START EXCERPTED RECORDS

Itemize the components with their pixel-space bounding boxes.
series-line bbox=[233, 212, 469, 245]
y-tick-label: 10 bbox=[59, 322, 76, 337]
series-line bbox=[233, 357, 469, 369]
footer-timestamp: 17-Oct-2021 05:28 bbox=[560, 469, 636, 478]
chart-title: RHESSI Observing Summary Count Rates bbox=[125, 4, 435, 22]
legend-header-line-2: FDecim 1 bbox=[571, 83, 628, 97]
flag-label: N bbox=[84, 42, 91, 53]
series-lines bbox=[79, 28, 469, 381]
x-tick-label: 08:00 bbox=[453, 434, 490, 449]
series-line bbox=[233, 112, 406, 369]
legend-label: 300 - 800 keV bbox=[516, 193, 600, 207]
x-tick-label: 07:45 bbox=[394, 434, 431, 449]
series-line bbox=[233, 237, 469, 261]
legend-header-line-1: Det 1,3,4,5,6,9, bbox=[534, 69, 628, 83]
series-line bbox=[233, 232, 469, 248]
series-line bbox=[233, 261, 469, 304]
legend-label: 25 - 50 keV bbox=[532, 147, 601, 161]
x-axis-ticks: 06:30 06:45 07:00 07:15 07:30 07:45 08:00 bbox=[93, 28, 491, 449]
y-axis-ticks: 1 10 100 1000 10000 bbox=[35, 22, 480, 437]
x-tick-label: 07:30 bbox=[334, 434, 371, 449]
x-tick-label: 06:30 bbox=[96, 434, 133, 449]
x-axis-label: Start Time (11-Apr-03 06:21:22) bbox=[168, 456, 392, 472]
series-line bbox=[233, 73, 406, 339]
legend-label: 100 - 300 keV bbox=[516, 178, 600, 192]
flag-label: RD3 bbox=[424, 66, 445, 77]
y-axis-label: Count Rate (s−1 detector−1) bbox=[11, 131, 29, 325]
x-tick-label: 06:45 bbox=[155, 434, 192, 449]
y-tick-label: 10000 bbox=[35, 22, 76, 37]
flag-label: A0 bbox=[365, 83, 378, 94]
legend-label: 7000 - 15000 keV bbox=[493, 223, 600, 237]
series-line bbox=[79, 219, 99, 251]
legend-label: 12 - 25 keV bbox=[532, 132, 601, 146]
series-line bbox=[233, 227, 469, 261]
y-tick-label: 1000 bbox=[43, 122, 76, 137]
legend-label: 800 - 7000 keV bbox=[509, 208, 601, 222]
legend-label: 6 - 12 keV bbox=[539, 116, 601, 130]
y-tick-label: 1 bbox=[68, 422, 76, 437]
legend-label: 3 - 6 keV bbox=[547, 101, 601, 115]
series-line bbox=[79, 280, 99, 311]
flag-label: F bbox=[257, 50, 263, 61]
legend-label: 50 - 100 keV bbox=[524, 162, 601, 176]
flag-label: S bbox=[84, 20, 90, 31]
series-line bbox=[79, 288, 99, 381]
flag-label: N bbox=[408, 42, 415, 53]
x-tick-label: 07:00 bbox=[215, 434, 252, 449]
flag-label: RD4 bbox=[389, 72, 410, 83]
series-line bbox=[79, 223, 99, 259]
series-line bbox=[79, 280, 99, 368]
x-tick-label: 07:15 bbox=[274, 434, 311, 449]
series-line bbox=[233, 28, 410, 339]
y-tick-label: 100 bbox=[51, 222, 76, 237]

END EXCERPTED RECORDS

#### DIRECTIONS
Locate each line above that contains the string "axis" and copy those lines in full. Case counts, so match it exactly.

#### ANSWER
x-axis-ticks: 06:30 06:45 07:00 07:15 07:30 07:45 08:00 bbox=[93, 28, 491, 449]
y-axis-ticks: 1 10 100 1000 10000 bbox=[35, 22, 480, 437]
x-axis-label: Start Time (11-Apr-03 06:21:22) bbox=[168, 456, 392, 472]
y-axis-label: Count Rate (s−1 detector−1) bbox=[11, 131, 29, 325]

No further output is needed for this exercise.